(Entries from a dataset)
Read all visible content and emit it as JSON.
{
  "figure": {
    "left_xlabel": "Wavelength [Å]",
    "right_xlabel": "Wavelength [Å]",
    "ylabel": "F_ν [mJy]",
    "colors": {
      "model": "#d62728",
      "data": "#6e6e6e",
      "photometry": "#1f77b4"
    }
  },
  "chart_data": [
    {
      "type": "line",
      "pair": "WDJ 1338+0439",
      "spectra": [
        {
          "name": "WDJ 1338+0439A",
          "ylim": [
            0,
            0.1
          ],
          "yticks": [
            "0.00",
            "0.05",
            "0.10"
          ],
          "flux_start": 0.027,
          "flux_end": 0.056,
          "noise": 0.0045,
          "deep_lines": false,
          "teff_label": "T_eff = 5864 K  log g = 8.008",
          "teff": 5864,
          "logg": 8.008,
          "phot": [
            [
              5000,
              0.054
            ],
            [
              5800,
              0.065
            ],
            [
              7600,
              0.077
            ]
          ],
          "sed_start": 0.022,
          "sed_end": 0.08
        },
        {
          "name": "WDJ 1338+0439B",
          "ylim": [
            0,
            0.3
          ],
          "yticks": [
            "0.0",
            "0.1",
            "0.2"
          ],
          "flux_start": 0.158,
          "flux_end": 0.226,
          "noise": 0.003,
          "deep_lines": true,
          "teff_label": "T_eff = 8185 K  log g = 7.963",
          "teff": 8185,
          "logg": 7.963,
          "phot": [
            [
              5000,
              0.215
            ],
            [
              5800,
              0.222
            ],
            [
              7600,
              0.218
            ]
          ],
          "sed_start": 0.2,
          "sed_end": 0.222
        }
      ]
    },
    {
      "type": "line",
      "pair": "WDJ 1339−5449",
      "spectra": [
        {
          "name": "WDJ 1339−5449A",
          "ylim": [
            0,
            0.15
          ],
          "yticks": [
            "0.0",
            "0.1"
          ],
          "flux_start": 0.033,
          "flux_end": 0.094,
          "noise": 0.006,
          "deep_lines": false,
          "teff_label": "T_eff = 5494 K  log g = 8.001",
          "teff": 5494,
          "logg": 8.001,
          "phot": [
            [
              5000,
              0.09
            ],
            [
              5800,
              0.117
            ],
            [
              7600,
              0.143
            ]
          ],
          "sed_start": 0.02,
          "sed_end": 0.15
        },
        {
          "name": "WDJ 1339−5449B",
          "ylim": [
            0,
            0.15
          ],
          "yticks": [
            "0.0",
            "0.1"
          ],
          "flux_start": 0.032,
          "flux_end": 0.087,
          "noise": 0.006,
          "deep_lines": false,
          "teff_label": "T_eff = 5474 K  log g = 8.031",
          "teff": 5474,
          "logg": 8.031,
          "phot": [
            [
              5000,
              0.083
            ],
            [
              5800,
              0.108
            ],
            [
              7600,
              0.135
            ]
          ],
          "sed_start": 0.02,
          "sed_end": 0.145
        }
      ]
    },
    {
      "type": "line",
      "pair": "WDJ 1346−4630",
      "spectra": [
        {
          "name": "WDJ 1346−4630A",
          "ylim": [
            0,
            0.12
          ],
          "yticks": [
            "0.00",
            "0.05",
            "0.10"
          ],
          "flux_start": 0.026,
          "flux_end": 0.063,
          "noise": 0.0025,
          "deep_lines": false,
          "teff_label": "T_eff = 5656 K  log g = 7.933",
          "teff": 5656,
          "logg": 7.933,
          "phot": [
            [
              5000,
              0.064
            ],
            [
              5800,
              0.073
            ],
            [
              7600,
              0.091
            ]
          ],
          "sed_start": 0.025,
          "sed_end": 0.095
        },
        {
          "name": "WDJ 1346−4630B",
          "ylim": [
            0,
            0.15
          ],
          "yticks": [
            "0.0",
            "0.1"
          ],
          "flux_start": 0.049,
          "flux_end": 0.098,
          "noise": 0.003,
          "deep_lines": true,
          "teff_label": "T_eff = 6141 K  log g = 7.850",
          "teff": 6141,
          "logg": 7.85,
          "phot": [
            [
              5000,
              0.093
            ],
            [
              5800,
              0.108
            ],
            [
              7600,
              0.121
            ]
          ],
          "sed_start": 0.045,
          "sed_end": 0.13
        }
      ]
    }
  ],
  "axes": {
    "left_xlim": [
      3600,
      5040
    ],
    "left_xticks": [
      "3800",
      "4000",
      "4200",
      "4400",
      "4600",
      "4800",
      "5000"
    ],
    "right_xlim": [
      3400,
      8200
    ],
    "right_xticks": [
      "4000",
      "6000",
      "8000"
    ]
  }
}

STATED PROBLEM →
Extract all of the data shown above without alteration.

RIGHT ANSWER →
Read all visible content and emit it as JSON.
{
  "figure": {
    "left_xlabel": "Wavelength [Å]",
    "right_xlabel": "Wavelength [Å]",
    "ylabel": "F_ν [mJy]",
    "colors": {
      "model": "#d62728",
      "data": "#6e6e6e",
      "photometry": "#1f77b4"
    }
  },
  "chart_data": [
    {
      "type": "line",
      "pair": "WDJ 1338+0439",
      "spectra": [
        {
          "name": "WDJ 1338+0439A",
          "ylim": [
            0,
            0.1
          ],
          "yticks": [
            "0.00",
            "0.05",
            "0.10"
          ],
          "flux_start": 0.027,
          "flux_end": 0.056,
          "noise": 0.0045,
          "deep_lines": false,
          "teff_label": "T_eff = 5864 K  log g = 8.008",
          "teff": 5864,
          "logg": 8.008,
          "phot": [
            [
              5000,
              0.054
            ],
            [
              5800,
              0.065
            ],
            [
              7600,
              0.077
            ]
          ],
          "sed_start": 0.022,
          "sed_end": 0.08
        },
        {
          "name": "WDJ 1338+0439B",
          "ylim": [
            0,
            0.3
          ],
          "yticks": [
            "0.0",
            "0.1",
            "0.2"
          ],
          "flux_start": 0.158,
          "flux_end": 0.226,
          "noise": 0.003,
          "deep_lines": true,
          "teff_label": "T_eff = 8185 K  log g = 7.963",
          "teff": 8185,
          "logg": 7.963,
          "phot": [
            [
              5000,
              0.215
            ],
            [
              5800,
              0.222
            ],
            [
              7600,
              0.218
            ]
          ],
          "sed_start": 0.2,
          "sed_end": 0.222
        }
      ]
    },
    {
      "type": "line",
      "pair": "WDJ 1339−5449",
      "spectra": [
        {
          "name": "WDJ 1339−5449A",
          "ylim": [
            0,
            0.15
          ],
          "yticks": [
            "0.0",
            "0.1"
          ],
          "flux_start": 0.033,
          "flux_end": 0.094,
          "noise": 0.006,
          "deep_lines": false,
          "teff_label": "T_eff = 5494 K  log g = 8.001",
          "teff": 5494,
          "logg": 8.001,
          "phot": [
            [
              5000,
              0.09
            ],
            [
              5800,
              0.117
            ],
            [
              7600,
              0.143
            ]
          ],
          "sed_start": 0.02,
          "sed_end": 0.15
        },
        {
          "name": "WDJ 1339−5449B",
          "ylim": [
            0,
            0.15
          ],
          "yticks": [
            "0.0",
            "0.1"
          ],
          "flux_start": 0.032,
          "flux_end": 0.087,
          "noise": 0.006,
          "deep_lines": false,
          "teff_label": "T_eff = 5474 K  log g = 8.031",
          "teff": 5474,
          "logg": 8.031,
          "phot": [
            [
              5000,
              0.083
            ],
            [
              5800,
              0.108
            ],
            [
              7600,
              0.135
            ]
          ],
          "sed_start": 0.02,
          "sed_end": 0.145
        }
      ]
    },
    {
      "type": "line",
      "pair": "WDJ 1346−4630",
      "spectra": [
        {
          "name": "WDJ 1346−4630A",
          "ylim": [
            0,
            0.12
          ],
          "yticks": [
            "0.00",
            "0.05",
            "0.10"
          ],
          "flux_start": 0.026,
          "flux_end": 0.063,
          "noise": 0.0025,
          "deep_lines": false,
          "teff_label": "T_eff = 5656 K  log g = 7.933",
          "teff": 5656,
          "logg": 7.933,
          "phot": [
            [
              5000,
              0.064
            ],
            [
              5800,
              0.073
            ],
            [
              7600,
              0.091
            ]
          ],
          "sed_start": 0.025,
          "sed_end": 0.095
        },
        {
          "name": "WDJ 1346−4630B",
          "ylim": [
            0,
            0.15
          ],
          "yticks": [
            "0.0",
            "0.1"
          ],
          "flux_start": 0.049,
          "flux_end": 0.098,
          "noise": 0.003,
          "deep_lines": true,
          "teff_label": "T_eff = 6141 K  log g = 7.850",
          "teff": 6141,
          "logg": 7.85,
          "phot": [
            [
              5000,
              0.093
            ],
            [
              5800,
              0.108
            ],
            [
              7600,
              0.121
            ]
          ],
          "sed_start": 0.045,
          "sed_end": 0.13
        }
      ]
    }
  ],
  "axes": {
    "left_xlim": [
      3600,
      5040
    ],
    "left_xticks": [
      "3800",
      "4000",
      "4200",
      "4400",
      "4600",
      "4800",
      "5000"
    ],
    "right_xlim": [
      3400,
      8200
    ],
    "right_xticks": [
      "4000",
      "6000",
      "8000"
    ]
  }
}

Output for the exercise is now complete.